• _Your instructions_
From the listing below, extract every line in which the word "學分學程" appears.

Start of Material supplied

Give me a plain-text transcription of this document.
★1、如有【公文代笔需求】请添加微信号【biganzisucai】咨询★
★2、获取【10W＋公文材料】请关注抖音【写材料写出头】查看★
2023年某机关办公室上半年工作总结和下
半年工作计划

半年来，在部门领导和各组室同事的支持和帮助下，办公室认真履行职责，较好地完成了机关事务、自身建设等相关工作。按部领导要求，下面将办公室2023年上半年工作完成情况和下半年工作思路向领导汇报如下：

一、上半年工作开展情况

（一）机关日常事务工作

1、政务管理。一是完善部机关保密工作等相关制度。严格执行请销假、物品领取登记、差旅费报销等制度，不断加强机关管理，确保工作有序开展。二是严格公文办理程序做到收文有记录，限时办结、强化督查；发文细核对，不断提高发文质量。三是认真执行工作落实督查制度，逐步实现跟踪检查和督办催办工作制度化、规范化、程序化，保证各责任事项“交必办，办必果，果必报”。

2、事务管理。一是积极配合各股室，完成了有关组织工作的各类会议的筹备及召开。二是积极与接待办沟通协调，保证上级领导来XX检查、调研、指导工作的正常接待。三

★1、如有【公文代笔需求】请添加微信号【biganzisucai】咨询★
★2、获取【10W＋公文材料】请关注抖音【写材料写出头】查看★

End of Material supplied
Start of Material supplied

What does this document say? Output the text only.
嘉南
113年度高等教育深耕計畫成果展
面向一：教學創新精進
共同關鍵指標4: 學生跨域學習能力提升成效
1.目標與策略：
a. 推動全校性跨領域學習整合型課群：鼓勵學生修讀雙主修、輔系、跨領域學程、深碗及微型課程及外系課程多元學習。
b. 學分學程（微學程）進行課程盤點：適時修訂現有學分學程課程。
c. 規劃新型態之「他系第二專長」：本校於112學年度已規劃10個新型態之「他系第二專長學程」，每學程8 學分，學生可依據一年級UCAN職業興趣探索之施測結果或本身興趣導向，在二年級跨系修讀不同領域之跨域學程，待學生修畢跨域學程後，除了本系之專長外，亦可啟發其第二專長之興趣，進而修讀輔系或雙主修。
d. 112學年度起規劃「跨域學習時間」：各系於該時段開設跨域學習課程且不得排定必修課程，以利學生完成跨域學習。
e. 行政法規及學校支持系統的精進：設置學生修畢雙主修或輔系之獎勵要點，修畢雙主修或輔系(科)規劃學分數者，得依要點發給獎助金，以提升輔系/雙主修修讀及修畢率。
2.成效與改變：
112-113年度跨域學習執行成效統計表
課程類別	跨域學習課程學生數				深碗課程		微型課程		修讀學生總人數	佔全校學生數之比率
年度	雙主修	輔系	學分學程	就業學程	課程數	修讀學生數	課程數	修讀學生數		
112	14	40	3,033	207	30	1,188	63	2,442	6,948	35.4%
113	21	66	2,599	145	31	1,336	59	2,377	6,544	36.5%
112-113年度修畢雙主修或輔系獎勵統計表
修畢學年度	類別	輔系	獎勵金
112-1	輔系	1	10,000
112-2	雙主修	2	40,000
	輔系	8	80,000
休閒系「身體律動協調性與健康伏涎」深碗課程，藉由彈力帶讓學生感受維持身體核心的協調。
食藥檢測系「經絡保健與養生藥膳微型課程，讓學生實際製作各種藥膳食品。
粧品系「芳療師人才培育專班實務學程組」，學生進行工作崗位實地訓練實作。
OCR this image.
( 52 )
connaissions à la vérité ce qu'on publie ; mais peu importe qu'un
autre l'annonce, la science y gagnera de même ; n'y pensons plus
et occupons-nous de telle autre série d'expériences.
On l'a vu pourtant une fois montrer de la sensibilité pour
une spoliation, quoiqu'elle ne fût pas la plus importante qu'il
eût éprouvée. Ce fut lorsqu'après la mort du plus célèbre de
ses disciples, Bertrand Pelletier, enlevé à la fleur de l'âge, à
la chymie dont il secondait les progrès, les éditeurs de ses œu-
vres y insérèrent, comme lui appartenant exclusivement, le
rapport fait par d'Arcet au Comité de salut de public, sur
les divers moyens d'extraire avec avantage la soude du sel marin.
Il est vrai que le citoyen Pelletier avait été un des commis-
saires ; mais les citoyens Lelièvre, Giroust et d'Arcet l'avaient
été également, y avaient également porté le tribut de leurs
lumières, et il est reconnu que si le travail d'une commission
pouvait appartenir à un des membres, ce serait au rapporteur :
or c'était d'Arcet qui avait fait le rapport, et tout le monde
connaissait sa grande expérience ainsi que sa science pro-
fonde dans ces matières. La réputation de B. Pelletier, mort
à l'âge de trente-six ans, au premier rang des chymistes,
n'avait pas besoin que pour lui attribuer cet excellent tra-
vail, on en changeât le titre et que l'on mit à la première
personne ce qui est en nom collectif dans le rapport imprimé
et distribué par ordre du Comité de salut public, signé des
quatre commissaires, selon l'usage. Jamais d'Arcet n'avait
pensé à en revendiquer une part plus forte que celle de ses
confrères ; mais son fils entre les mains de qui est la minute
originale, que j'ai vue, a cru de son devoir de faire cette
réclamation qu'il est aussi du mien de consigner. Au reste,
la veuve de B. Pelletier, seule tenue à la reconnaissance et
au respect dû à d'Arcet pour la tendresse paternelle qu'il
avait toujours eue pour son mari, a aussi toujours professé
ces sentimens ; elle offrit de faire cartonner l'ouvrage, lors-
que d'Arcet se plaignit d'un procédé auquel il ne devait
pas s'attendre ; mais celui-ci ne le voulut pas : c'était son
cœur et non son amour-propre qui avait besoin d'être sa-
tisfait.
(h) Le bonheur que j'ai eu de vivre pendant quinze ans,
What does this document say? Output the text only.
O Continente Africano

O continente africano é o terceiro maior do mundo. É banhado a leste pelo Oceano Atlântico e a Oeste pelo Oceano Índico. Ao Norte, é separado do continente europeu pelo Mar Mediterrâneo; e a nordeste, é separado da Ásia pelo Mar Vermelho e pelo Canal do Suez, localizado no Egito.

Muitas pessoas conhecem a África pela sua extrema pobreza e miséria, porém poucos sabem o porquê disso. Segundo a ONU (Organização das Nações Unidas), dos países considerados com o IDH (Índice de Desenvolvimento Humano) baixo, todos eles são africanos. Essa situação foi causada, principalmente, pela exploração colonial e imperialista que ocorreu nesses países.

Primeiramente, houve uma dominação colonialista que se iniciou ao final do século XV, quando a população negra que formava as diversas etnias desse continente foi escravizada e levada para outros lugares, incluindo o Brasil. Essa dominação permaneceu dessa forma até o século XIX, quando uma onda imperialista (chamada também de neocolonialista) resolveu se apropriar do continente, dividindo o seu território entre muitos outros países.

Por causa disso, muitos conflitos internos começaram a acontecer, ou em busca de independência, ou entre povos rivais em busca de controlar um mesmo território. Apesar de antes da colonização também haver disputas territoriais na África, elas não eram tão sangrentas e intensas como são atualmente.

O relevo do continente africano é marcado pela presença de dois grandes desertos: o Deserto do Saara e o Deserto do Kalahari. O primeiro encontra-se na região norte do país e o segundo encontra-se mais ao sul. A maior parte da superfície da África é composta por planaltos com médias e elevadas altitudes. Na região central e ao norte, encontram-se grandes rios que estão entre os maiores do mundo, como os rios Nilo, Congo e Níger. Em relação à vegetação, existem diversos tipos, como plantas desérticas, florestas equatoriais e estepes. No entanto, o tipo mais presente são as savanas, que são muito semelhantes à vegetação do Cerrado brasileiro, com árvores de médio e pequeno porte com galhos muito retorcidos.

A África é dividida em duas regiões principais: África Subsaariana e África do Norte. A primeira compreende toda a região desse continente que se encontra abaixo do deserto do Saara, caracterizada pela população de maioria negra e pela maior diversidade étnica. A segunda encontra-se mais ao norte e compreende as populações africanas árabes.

End of Material supplied

• _Written reply_
b. 學分學程（微學程）進行課程盤點：適時修訂現有學分學程課程。
年度	雙主修	輔系	學分學程	就業學程	課程數	修讀學生數	課程數	修讀學生數		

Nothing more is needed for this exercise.